— Begin Data entries —

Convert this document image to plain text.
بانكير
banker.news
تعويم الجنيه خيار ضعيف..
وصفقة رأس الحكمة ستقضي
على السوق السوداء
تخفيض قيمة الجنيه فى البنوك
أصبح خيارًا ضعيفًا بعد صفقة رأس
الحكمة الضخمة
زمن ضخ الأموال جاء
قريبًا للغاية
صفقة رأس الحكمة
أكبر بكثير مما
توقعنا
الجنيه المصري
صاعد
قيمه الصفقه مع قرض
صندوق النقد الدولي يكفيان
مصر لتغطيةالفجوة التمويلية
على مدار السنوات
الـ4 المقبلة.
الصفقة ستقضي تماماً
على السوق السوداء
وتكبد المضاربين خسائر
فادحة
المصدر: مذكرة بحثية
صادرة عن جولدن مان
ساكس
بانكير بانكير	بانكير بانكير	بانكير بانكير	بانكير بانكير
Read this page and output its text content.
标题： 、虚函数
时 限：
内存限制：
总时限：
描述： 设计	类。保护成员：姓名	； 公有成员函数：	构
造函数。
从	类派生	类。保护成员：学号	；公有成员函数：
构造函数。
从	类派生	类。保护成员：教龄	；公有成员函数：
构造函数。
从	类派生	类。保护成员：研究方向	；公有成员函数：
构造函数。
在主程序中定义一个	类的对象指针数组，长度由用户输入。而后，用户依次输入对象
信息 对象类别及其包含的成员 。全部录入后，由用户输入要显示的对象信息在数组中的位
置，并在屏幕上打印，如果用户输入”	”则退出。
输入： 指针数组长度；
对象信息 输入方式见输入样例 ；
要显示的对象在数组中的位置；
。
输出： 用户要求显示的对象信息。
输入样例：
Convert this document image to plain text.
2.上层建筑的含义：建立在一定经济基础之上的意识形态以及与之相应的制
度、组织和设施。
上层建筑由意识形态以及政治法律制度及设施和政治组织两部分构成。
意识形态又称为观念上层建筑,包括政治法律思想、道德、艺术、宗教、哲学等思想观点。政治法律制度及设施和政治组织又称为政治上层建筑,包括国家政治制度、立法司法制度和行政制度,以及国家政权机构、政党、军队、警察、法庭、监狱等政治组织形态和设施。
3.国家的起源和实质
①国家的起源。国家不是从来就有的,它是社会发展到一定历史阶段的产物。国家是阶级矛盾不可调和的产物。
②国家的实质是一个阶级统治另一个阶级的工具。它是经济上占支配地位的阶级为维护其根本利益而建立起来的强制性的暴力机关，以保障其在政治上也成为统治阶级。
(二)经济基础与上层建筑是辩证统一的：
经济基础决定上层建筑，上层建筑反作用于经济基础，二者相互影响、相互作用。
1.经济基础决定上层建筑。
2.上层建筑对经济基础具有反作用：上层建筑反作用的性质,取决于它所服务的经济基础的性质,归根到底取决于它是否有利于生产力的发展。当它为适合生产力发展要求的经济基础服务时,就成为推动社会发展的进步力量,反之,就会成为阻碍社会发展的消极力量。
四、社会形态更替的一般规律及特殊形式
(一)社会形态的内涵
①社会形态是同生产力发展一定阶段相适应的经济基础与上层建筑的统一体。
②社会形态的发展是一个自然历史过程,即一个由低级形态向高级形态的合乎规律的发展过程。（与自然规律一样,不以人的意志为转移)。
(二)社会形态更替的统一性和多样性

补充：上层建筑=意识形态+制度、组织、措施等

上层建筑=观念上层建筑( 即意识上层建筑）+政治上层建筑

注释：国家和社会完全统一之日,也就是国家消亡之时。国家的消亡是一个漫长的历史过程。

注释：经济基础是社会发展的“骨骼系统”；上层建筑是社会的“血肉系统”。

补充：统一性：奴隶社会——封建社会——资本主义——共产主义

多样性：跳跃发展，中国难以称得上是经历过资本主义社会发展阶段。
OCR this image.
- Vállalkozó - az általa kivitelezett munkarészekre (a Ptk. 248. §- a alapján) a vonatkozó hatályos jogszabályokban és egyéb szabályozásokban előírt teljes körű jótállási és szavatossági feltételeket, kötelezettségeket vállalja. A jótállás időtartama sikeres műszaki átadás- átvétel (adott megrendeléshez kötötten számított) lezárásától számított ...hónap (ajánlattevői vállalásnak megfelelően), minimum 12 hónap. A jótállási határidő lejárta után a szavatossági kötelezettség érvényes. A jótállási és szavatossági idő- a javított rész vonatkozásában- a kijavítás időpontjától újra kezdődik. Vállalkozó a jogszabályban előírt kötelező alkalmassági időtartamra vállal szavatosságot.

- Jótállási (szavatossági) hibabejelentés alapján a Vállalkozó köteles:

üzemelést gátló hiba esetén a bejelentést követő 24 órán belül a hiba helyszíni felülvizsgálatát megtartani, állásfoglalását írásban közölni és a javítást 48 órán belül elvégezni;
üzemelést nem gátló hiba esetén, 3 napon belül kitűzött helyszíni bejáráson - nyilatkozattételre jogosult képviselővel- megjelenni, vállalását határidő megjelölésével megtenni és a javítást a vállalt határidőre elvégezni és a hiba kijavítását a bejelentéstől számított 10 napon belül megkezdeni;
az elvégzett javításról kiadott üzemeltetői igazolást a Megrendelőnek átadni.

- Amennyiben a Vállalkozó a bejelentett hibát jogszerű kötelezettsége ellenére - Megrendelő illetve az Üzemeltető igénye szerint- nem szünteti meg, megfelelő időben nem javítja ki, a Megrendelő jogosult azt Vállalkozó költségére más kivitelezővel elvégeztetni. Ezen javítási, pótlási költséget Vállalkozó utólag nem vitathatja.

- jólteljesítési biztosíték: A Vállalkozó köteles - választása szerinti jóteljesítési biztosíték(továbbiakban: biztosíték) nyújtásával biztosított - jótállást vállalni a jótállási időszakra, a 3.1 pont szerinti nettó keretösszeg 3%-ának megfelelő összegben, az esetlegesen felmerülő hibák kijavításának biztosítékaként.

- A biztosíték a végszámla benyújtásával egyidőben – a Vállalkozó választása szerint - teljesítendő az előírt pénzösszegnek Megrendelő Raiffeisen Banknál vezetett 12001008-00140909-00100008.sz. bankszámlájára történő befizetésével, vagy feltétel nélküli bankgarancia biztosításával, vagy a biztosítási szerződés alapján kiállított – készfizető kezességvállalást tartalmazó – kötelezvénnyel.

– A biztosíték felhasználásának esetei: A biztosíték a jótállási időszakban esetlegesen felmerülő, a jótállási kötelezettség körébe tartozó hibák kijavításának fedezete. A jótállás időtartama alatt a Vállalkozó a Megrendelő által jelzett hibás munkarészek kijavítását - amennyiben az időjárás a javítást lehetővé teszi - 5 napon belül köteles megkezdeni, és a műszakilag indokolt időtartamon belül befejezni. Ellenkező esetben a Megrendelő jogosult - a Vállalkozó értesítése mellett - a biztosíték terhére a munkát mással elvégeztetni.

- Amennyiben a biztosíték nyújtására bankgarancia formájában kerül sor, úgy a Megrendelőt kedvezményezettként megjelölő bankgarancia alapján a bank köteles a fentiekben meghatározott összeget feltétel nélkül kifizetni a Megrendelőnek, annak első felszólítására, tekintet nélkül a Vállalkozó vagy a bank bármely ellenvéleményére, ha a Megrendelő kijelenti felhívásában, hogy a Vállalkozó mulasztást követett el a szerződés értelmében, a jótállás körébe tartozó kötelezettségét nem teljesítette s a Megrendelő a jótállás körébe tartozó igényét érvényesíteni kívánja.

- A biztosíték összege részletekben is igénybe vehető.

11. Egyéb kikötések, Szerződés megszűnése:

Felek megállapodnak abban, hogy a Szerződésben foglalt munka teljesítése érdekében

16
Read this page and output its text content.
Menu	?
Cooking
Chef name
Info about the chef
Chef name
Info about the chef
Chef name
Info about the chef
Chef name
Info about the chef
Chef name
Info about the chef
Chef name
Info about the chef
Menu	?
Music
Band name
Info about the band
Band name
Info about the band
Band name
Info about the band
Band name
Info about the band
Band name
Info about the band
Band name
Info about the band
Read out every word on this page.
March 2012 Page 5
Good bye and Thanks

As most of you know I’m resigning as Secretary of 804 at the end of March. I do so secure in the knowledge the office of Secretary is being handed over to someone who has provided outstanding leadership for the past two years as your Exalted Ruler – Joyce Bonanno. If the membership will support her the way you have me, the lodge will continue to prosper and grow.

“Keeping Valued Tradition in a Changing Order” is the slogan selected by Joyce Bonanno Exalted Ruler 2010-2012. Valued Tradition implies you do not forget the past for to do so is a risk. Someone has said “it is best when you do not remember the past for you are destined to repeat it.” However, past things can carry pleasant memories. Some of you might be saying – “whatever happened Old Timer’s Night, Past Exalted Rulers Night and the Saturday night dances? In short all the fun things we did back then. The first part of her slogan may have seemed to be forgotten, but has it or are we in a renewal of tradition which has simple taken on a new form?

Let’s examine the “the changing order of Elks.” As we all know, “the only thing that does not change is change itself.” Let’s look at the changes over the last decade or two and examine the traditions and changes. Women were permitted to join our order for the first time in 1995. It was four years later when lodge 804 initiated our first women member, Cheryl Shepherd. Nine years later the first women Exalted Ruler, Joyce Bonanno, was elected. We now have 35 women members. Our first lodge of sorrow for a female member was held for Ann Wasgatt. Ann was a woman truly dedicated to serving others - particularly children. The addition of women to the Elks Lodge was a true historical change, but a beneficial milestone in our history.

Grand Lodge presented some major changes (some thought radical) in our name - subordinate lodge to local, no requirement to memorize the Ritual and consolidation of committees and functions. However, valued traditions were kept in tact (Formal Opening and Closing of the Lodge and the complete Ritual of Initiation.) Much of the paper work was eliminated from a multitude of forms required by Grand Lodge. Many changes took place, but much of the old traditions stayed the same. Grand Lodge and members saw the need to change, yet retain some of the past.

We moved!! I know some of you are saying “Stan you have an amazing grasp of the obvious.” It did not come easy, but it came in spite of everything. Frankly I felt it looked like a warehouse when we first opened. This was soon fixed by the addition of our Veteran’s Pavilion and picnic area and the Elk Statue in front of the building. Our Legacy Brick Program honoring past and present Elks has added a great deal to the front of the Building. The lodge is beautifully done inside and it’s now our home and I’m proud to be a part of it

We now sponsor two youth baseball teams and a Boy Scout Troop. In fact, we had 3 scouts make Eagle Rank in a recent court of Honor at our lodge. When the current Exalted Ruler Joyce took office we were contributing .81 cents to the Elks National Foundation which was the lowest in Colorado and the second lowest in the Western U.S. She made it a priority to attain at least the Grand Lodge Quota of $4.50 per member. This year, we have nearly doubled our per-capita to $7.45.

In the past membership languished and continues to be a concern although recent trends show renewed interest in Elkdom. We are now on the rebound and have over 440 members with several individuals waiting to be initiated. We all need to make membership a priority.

— End Data entries —

What is being asked:
Lines containing the word "tartozó" are to be counted in the listing; state their number alone.

Solution to this task:
2